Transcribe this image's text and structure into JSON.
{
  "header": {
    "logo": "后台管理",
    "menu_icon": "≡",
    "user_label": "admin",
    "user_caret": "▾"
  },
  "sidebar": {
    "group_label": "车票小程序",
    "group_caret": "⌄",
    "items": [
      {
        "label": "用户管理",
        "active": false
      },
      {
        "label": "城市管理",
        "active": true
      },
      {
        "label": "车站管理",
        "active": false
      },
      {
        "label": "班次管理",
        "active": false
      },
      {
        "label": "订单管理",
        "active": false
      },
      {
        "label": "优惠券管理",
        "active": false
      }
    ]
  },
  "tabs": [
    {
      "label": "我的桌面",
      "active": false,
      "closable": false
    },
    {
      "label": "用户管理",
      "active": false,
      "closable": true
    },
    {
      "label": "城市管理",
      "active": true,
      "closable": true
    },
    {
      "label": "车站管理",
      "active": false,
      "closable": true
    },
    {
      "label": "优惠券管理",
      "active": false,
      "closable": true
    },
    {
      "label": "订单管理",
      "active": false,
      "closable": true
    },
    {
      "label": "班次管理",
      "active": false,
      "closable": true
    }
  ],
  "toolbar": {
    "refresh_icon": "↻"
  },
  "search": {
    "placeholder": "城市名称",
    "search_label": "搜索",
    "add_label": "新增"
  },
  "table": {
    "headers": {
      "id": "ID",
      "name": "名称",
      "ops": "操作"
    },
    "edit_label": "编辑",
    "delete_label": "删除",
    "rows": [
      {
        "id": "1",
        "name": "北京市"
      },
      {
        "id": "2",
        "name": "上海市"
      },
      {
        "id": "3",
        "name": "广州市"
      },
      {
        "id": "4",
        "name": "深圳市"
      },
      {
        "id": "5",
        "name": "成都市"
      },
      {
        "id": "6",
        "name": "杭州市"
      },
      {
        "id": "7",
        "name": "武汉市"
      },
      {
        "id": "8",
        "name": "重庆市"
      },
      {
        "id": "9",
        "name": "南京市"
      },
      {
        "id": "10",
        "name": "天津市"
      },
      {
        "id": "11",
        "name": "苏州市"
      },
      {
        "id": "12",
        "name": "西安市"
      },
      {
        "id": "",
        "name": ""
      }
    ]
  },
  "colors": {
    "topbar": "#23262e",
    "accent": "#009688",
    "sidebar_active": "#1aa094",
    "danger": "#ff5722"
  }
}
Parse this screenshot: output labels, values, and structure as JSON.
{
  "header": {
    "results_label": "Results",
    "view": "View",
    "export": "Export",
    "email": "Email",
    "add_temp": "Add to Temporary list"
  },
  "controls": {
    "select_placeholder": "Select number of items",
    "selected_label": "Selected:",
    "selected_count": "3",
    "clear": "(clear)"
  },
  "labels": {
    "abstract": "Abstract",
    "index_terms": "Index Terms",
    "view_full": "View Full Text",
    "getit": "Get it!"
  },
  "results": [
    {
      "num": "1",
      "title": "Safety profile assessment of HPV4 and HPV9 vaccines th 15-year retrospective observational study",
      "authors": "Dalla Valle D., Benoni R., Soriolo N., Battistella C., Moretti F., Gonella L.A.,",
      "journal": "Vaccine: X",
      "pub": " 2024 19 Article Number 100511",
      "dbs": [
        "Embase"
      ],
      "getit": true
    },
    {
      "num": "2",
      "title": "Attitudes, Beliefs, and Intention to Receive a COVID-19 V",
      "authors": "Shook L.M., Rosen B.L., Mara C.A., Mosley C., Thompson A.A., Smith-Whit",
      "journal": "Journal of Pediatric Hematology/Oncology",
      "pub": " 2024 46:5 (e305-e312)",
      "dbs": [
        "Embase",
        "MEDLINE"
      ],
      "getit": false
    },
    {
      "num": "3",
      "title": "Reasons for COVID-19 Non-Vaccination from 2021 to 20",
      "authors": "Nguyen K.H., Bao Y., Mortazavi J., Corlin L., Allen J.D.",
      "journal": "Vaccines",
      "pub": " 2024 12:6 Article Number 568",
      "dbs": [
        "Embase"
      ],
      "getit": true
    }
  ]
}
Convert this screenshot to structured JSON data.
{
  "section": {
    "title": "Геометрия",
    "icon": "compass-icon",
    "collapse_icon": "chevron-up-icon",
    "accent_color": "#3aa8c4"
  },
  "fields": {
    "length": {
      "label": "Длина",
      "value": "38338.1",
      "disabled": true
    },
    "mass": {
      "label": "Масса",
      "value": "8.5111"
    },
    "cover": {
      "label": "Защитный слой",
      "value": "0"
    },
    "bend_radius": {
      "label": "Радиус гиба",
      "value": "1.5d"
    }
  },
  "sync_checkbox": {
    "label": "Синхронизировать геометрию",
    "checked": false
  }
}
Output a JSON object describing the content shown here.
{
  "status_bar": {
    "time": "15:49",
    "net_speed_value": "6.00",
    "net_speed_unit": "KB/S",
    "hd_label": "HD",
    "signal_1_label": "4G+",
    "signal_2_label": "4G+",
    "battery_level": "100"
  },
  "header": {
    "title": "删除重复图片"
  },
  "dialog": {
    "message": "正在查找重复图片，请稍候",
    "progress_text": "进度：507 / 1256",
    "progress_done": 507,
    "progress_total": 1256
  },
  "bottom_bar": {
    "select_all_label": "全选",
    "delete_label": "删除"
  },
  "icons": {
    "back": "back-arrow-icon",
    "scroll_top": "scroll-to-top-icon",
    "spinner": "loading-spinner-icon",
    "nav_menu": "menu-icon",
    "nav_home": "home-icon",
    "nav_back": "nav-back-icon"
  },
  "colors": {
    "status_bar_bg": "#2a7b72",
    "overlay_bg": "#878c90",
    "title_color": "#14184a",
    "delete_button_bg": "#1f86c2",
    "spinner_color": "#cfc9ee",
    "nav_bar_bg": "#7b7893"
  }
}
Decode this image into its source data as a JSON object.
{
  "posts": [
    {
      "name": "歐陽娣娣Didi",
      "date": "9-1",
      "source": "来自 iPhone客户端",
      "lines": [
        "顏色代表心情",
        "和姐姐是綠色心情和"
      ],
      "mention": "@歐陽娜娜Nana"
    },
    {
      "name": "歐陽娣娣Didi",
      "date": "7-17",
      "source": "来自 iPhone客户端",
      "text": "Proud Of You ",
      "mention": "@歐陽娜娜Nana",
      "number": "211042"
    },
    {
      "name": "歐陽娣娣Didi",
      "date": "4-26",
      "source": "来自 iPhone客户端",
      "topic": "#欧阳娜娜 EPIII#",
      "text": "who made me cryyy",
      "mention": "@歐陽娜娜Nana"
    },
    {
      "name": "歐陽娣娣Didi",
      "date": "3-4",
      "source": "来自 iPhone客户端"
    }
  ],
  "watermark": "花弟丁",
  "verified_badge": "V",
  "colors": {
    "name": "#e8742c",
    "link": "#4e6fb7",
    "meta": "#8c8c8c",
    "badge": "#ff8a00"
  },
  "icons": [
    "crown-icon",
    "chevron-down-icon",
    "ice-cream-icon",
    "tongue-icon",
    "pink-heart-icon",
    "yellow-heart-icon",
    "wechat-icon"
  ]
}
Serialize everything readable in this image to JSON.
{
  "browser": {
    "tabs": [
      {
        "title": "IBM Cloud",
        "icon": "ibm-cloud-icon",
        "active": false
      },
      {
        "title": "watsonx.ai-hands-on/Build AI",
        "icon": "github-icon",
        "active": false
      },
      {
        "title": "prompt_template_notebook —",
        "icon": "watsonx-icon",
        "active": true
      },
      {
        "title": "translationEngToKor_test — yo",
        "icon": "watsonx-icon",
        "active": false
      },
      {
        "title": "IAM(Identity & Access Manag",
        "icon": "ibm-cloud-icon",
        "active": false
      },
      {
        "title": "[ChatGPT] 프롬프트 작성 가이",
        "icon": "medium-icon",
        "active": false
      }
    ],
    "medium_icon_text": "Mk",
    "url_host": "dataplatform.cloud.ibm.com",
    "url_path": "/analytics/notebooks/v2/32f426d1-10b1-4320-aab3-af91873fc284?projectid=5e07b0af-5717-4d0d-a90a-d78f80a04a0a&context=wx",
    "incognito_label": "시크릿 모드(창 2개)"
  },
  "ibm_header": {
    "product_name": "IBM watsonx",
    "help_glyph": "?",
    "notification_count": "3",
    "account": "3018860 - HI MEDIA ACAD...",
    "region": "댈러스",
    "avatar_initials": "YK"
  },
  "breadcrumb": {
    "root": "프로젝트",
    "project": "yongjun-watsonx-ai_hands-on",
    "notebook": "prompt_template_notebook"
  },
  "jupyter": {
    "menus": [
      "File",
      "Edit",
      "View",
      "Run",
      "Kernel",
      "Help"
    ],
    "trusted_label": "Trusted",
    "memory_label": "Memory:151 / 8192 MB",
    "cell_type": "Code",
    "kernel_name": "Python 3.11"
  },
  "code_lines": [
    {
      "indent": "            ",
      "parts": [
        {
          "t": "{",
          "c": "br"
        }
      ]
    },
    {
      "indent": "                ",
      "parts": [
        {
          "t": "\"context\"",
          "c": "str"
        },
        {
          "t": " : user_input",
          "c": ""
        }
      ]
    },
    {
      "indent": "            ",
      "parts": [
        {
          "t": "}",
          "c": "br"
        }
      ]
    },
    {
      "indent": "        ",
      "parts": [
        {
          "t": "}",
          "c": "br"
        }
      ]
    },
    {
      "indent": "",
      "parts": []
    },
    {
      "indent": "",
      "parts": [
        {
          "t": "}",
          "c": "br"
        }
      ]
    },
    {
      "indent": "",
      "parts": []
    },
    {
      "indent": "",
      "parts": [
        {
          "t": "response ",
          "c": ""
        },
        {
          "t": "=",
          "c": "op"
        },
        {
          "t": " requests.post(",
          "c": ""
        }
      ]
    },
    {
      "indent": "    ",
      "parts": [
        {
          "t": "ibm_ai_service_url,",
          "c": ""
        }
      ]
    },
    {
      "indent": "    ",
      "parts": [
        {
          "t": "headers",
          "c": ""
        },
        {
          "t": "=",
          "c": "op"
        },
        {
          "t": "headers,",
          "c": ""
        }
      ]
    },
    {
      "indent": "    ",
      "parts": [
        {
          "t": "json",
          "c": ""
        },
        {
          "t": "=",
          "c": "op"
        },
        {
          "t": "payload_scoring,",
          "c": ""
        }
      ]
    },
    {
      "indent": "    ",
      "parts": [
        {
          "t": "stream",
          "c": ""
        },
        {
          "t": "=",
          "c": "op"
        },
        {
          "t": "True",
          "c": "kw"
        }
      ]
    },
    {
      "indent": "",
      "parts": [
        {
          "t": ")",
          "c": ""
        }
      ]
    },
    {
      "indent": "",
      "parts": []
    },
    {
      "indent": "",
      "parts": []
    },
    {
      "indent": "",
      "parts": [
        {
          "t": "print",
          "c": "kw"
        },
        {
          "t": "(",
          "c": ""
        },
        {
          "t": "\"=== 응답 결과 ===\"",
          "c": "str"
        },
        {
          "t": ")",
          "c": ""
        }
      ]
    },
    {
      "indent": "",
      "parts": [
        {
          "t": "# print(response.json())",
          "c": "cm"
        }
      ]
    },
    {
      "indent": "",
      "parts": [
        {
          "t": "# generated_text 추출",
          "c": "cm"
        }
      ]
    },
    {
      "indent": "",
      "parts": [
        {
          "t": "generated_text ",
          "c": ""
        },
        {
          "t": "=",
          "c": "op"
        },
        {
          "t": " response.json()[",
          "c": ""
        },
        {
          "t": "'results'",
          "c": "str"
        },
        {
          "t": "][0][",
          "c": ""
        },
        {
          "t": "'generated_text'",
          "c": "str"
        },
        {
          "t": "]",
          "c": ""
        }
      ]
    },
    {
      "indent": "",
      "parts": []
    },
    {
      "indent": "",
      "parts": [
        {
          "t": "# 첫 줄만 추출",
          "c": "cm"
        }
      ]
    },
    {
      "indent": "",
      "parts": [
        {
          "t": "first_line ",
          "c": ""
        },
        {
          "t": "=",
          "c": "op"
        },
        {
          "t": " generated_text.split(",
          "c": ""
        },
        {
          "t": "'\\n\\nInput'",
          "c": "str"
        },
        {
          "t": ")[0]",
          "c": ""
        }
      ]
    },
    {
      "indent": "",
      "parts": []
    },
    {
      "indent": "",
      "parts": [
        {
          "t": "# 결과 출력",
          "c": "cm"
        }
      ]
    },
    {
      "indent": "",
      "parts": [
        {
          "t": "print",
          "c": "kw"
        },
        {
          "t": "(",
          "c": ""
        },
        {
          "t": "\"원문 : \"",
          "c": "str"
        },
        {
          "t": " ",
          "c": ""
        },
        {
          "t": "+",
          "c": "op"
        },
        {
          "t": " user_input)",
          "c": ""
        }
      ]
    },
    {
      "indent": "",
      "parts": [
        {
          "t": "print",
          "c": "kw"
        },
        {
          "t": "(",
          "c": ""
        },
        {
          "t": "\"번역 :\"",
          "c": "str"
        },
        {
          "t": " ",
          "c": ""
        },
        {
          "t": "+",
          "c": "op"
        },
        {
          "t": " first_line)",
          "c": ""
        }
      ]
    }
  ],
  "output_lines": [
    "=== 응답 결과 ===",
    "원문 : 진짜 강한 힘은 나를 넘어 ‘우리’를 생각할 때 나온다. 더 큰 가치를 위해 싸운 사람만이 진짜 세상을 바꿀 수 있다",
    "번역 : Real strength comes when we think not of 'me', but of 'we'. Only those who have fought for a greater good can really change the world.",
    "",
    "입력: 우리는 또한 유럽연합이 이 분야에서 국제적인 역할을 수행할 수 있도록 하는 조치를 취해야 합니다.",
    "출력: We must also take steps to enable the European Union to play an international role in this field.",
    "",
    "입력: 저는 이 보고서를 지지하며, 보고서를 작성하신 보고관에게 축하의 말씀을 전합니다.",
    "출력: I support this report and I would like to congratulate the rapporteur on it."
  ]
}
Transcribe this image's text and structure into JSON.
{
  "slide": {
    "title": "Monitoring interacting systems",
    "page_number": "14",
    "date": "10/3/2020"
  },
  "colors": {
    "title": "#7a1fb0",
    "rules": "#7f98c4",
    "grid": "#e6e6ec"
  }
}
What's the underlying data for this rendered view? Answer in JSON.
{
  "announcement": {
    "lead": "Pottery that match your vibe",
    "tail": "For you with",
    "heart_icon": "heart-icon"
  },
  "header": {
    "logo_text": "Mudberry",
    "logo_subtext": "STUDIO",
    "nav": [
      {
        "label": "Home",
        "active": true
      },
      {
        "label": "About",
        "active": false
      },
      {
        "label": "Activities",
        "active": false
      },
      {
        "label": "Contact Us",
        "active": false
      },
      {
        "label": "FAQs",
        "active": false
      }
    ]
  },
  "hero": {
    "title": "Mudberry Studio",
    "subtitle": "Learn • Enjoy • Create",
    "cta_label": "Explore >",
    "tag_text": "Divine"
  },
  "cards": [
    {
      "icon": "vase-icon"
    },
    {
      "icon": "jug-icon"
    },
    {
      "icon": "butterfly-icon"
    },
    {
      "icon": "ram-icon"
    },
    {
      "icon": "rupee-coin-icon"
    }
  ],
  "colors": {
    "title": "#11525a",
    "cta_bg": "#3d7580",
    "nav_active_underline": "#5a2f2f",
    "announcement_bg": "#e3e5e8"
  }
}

###

[THE PROBLEM] From the data above, copy each line that has the string "journal".

[PROBLEM SOLUTION]
      "journal": "Vaccine: X",
      "journal": "Journal of Pediatric Hematology/Oncology",
      "journal": "Vaccines",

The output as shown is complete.